Extracted material:

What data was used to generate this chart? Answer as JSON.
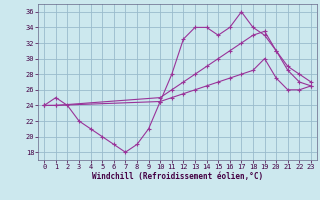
{
  "xlabel": "Windchill (Refroidissement éolien,°C)",
  "bg_color": "#cce8ee",
  "grid_color": "#99bbcc",
  "line_color": "#993399",
  "ylim": [
    17,
    37
  ],
  "xlim": [
    -0.5,
    23.5
  ],
  "yticks": [
    18,
    20,
    22,
    24,
    26,
    28,
    30,
    32,
    34,
    36
  ],
  "xticks": [
    0,
    1,
    2,
    3,
    4,
    5,
    6,
    7,
    8,
    9,
    10,
    11,
    12,
    13,
    14,
    15,
    16,
    17,
    18,
    19,
    20,
    21,
    22,
    23
  ],
  "series1_x": [
    0,
    1,
    2,
    3,
    4,
    5,
    6,
    7,
    8,
    9,
    10,
    11,
    12,
    13,
    14,
    15,
    16,
    17,
    18,
    19,
    20,
    21,
    22,
    23
  ],
  "series1_y": [
    24,
    25,
    24,
    22,
    21,
    20,
    19,
    18,
    19,
    21,
    24.5,
    28,
    32.5,
    34,
    34,
    33,
    34,
    36,
    34,
    33,
    31,
    28.5,
    27,
    26.5
  ],
  "series2_x": [
    0,
    1,
    10,
    11,
    12,
    13,
    14,
    15,
    16,
    17,
    18,
    19,
    20,
    21,
    22,
    23
  ],
  "series2_y": [
    24,
    24,
    25,
    26,
    27,
    28,
    29,
    30,
    31,
    32,
    33,
    33.5,
    31,
    29,
    28,
    27
  ],
  "series3_x": [
    0,
    1,
    10,
    11,
    12,
    13,
    14,
    15,
    16,
    17,
    18,
    19,
    20,
    21,
    22,
    23
  ],
  "series3_y": [
    24,
    24,
    24.5,
    25,
    25.5,
    26,
    26.5,
    27,
    27.5,
    28,
    28.5,
    30,
    27.5,
    26,
    26,
    26.5
  ]
}
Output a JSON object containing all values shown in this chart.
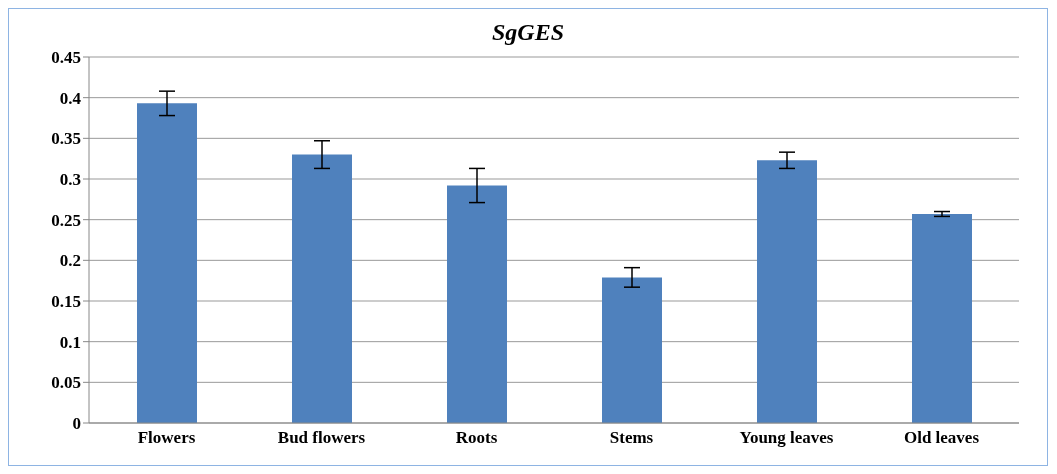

Given instruction:
In the listing, find each line with the string "chart" and copy it.

Complete output:
What data was used to generate this chart? Answer as JSON.
Output a JSON object containing all values shown in this chart.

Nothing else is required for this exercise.